**Source records**
——
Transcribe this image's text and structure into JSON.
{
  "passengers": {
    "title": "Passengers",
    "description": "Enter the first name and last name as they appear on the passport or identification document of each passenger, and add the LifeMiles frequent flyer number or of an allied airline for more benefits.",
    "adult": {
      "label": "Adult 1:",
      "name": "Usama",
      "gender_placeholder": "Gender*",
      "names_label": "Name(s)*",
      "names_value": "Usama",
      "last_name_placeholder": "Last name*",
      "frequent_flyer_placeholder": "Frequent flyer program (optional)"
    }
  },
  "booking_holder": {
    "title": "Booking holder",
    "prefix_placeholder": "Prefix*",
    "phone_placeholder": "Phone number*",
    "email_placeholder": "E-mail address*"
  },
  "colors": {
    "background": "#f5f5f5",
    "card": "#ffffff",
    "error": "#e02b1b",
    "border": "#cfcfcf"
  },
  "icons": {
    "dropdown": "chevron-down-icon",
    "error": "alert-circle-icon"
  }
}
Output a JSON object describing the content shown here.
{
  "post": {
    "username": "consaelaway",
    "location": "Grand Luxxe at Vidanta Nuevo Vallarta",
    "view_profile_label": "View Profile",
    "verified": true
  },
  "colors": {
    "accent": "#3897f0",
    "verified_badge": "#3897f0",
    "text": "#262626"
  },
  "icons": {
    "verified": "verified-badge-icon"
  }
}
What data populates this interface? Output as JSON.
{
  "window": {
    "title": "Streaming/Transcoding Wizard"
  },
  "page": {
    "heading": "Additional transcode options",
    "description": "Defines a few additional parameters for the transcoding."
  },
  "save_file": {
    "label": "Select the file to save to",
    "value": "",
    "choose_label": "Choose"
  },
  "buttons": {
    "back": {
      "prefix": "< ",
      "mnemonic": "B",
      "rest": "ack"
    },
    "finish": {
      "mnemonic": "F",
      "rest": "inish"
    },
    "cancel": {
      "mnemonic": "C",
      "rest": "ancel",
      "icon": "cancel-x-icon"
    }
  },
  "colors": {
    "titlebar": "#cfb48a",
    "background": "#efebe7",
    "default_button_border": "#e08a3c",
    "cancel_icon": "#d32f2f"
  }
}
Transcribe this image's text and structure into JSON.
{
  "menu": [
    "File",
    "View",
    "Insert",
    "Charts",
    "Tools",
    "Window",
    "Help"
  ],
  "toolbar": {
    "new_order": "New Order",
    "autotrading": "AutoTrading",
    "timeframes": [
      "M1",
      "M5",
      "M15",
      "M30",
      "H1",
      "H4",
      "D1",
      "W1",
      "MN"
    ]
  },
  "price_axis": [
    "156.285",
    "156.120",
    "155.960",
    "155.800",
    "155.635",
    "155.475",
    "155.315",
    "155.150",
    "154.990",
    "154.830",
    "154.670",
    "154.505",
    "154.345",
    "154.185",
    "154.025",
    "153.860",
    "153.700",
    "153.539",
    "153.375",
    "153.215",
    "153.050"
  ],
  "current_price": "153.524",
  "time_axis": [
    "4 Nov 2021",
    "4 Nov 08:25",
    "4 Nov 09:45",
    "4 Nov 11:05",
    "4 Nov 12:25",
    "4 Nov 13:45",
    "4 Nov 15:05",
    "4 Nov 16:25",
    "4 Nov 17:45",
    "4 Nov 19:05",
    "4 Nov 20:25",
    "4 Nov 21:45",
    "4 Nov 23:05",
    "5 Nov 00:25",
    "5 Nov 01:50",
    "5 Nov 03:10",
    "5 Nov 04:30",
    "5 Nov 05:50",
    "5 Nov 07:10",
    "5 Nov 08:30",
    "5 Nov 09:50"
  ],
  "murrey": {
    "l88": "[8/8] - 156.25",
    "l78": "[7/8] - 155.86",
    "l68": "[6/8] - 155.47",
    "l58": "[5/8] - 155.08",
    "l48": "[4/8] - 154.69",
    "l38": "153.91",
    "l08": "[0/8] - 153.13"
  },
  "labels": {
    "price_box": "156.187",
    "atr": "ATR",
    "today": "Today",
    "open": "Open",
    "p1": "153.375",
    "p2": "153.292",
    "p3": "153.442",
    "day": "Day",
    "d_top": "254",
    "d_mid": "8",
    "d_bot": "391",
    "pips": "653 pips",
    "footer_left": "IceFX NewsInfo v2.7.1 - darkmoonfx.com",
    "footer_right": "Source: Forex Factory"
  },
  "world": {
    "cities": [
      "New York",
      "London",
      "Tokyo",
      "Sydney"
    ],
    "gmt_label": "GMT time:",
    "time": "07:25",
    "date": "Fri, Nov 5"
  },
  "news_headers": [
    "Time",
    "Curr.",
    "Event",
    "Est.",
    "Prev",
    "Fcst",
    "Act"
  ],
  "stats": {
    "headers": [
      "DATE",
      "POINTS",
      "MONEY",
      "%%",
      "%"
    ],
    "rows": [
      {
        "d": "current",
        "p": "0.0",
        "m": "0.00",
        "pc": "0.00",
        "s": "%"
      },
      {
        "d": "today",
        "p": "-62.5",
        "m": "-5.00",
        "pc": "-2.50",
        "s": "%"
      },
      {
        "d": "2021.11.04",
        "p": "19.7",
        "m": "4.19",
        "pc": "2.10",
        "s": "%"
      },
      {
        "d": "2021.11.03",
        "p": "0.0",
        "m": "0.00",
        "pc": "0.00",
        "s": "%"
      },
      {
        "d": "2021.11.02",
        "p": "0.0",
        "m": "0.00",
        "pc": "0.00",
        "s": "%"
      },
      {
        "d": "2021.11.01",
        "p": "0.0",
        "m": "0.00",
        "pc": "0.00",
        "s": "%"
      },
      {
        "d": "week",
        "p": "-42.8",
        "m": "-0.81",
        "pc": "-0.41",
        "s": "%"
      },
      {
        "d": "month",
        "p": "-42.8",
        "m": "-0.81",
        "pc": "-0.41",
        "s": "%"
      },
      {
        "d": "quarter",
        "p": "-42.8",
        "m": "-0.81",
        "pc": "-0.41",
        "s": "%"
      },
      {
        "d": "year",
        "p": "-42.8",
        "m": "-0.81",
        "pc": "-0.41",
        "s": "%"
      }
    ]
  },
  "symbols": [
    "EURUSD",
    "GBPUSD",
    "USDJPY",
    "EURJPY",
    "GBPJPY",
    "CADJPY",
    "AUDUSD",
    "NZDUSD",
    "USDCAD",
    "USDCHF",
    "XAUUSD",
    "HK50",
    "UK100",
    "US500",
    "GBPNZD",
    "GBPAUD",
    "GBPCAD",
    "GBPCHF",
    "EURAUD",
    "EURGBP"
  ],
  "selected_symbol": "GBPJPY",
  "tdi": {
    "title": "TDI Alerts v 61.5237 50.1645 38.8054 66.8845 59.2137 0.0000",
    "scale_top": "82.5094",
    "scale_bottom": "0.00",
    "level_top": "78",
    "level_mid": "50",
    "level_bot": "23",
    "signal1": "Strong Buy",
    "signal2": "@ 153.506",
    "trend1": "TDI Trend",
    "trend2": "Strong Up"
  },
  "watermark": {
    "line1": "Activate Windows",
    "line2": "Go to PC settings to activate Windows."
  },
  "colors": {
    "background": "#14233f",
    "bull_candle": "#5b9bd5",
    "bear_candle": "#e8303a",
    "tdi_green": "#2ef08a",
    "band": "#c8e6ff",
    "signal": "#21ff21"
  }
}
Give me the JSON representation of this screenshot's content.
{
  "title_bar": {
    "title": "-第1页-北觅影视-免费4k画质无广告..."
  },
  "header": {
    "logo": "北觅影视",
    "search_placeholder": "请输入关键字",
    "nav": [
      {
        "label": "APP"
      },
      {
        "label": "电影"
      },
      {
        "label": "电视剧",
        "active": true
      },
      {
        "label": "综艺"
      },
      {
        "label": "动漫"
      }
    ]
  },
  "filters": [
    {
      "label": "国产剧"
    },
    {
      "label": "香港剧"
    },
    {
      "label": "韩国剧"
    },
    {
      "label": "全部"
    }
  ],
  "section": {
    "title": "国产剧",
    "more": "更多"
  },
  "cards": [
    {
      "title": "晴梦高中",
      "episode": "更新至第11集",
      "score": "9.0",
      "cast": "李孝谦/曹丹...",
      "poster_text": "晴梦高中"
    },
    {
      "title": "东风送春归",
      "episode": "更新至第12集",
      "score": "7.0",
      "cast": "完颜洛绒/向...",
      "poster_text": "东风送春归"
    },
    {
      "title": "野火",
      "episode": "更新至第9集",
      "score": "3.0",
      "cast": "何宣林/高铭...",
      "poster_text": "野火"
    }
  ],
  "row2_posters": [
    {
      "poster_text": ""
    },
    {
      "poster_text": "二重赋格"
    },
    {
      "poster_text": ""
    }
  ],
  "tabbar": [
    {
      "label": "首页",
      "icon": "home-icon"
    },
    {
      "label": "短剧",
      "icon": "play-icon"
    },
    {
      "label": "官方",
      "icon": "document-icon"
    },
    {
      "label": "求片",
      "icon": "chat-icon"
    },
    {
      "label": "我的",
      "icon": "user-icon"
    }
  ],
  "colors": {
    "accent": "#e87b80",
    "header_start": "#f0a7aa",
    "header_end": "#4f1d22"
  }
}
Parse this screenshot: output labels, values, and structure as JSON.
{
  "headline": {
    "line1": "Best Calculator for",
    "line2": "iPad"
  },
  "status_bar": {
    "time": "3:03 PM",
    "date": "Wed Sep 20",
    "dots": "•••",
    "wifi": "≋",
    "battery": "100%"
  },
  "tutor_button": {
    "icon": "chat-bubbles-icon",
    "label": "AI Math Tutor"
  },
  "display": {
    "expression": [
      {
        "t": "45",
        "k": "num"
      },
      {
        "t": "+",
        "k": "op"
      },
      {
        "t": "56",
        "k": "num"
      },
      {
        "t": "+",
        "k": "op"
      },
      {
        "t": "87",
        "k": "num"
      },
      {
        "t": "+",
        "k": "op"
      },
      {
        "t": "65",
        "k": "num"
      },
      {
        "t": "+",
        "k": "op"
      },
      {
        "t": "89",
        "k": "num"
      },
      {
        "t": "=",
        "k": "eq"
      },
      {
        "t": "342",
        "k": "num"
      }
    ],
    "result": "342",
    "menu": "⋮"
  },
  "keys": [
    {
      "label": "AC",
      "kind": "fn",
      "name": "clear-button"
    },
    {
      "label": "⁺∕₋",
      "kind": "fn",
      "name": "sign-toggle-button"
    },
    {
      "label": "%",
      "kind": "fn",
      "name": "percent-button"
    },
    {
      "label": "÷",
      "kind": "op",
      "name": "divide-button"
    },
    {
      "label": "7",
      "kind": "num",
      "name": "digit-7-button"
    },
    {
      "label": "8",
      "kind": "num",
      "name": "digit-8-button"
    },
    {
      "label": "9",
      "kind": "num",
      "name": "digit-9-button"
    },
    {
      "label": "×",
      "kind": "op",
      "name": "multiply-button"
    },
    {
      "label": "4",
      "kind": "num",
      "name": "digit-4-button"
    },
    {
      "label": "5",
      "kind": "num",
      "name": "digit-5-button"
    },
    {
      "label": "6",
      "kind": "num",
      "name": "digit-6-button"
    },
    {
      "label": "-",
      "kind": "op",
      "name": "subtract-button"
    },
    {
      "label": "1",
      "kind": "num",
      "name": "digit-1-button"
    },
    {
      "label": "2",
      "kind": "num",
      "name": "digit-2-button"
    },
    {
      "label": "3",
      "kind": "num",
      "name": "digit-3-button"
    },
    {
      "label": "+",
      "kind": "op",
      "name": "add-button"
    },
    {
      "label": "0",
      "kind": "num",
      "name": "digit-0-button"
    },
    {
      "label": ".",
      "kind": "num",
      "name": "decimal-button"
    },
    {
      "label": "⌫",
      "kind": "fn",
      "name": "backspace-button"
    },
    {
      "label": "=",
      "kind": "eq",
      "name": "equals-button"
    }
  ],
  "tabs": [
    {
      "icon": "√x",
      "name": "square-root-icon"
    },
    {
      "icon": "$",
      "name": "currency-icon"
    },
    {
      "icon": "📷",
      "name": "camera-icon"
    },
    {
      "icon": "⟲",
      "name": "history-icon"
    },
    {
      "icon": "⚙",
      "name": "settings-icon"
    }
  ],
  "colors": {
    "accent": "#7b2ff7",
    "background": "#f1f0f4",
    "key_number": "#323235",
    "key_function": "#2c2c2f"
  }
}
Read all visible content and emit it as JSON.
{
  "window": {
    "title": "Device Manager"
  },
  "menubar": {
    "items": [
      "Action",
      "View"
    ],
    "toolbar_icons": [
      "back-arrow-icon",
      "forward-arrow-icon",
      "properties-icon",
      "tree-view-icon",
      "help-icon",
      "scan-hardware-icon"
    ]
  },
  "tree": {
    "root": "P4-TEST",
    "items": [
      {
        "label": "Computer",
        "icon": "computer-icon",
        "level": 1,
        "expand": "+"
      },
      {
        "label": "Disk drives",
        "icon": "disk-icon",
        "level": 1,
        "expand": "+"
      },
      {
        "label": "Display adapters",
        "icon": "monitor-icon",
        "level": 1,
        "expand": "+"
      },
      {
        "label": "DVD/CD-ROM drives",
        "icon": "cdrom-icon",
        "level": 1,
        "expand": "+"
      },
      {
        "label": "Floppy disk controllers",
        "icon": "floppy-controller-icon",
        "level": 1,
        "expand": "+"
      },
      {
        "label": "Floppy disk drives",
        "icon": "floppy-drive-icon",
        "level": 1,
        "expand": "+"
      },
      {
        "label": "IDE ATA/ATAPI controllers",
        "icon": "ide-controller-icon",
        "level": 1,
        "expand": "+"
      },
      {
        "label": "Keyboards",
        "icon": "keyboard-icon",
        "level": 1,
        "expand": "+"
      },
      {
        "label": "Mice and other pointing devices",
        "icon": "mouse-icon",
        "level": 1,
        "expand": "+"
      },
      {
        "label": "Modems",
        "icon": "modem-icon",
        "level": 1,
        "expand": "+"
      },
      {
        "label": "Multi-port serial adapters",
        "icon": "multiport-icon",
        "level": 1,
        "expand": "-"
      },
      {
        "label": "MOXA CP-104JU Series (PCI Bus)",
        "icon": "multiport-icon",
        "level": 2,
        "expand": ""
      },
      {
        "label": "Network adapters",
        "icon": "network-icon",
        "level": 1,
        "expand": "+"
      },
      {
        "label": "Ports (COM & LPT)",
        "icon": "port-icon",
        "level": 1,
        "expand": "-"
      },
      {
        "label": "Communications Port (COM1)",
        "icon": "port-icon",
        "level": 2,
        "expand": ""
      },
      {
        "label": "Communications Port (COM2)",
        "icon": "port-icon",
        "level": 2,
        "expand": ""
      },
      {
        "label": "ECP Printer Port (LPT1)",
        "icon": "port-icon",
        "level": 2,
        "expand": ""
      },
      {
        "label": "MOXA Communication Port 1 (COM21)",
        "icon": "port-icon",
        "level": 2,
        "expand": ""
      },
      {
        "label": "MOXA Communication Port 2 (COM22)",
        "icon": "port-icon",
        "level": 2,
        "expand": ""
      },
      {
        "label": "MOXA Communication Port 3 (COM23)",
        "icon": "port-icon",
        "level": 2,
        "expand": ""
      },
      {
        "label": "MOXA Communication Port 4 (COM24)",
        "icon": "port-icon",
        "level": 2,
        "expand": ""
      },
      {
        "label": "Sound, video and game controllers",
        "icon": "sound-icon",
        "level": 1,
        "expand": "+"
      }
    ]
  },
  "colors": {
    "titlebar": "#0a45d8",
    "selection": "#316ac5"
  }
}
——
**GIVEN TASK**
Every line of the listing that holds "settings" should be found and copied.

**THE ANSWER**
    "line2": "Go to PC settings to activate Windows."
      "name": "settings-icon"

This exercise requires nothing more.